Aim: Tally the lines holding "screenshot" and state only that figure.

+ + + + +

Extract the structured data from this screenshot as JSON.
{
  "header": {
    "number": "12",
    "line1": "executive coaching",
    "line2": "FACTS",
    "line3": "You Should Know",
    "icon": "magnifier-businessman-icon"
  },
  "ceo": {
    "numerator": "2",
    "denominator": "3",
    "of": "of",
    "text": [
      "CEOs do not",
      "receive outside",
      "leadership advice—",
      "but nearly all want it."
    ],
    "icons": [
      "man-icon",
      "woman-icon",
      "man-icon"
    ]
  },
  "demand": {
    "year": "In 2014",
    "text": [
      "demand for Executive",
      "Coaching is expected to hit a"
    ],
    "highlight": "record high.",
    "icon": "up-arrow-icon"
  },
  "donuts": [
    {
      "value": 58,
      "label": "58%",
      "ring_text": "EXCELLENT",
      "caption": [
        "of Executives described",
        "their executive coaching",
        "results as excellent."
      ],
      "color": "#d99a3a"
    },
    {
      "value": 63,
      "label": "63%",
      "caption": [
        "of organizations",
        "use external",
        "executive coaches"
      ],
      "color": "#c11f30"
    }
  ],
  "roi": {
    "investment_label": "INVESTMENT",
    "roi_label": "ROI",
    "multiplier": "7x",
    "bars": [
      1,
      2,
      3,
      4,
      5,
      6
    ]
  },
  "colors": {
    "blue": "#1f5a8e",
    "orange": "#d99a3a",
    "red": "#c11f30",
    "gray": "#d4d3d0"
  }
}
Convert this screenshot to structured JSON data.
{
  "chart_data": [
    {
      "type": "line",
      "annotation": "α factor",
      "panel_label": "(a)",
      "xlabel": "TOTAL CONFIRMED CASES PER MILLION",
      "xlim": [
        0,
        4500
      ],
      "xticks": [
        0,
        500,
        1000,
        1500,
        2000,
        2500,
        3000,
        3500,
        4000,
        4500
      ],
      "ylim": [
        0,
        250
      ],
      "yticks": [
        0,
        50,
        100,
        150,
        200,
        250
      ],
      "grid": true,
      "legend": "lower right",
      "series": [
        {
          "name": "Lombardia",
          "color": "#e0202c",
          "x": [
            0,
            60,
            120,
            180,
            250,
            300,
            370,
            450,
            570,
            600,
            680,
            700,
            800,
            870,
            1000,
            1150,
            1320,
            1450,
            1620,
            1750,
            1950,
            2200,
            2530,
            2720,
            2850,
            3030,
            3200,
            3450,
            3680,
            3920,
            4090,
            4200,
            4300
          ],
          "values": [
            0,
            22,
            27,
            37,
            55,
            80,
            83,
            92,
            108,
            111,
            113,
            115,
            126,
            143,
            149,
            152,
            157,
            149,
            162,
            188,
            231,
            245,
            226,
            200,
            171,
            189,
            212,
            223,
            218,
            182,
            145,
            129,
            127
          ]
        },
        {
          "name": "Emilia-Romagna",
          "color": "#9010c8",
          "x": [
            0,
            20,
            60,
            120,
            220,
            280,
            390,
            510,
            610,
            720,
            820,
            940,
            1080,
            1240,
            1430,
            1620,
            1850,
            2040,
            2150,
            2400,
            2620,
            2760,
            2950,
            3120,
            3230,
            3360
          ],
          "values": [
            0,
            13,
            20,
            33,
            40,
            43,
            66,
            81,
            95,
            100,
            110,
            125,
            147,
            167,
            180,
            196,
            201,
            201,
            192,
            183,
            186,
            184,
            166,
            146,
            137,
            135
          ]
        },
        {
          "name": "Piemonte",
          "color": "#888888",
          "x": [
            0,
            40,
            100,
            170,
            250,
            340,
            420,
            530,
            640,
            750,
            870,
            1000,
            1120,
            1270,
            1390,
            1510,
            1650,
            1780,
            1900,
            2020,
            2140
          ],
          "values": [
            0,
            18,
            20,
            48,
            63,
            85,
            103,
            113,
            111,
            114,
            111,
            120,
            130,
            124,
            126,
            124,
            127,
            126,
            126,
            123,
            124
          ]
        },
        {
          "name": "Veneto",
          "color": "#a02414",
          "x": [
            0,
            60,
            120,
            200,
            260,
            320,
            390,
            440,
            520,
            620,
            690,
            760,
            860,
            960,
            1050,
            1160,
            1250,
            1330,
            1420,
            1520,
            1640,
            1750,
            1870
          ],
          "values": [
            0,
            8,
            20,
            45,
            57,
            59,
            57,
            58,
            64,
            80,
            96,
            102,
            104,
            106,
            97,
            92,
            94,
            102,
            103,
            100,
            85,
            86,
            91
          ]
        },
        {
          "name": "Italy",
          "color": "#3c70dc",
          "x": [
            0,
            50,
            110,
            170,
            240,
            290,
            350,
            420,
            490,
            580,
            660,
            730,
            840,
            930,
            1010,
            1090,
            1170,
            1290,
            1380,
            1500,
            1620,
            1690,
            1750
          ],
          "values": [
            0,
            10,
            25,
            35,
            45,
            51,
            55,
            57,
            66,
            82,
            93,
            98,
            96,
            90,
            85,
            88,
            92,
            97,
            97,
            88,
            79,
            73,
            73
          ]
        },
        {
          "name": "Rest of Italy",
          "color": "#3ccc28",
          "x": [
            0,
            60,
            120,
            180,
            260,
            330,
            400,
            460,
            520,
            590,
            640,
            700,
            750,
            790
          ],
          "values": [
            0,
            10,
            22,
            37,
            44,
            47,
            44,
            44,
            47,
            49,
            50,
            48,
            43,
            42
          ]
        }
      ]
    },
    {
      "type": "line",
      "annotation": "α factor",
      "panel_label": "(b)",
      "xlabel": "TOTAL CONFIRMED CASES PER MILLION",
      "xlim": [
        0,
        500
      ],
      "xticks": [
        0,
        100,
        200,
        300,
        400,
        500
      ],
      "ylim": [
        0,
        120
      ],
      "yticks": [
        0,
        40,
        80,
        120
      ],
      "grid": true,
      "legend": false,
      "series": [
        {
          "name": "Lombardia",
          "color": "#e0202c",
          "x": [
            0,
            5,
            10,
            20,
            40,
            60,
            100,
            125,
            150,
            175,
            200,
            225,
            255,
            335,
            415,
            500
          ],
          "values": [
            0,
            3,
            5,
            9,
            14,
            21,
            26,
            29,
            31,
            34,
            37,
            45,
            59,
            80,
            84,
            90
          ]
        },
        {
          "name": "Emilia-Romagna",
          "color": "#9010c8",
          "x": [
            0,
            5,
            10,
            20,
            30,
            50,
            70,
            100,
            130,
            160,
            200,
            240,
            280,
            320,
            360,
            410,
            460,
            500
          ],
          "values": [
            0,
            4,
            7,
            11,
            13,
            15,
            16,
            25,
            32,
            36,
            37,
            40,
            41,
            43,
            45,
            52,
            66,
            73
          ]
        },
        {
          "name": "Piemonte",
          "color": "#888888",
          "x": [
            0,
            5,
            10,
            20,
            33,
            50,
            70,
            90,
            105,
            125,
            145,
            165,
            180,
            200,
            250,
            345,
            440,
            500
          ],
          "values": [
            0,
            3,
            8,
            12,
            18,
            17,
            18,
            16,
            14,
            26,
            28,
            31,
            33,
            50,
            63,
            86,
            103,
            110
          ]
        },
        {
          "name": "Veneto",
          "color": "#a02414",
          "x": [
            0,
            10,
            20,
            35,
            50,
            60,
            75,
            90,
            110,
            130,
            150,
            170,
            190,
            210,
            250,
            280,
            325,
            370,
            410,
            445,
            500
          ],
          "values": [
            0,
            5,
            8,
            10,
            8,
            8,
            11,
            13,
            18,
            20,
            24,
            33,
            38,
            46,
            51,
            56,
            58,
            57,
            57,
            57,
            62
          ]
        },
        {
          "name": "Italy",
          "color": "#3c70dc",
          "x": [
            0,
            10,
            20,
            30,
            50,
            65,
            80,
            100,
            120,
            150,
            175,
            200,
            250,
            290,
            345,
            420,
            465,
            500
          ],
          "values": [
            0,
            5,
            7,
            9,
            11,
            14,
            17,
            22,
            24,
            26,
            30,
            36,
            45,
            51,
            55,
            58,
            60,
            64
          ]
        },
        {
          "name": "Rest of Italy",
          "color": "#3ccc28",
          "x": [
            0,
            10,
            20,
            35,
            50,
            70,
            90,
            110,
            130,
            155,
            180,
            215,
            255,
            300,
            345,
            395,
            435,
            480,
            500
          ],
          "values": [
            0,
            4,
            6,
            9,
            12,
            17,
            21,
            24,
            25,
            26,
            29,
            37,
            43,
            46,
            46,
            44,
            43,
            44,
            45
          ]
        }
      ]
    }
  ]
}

+ + + + +

Response to the exercise: 2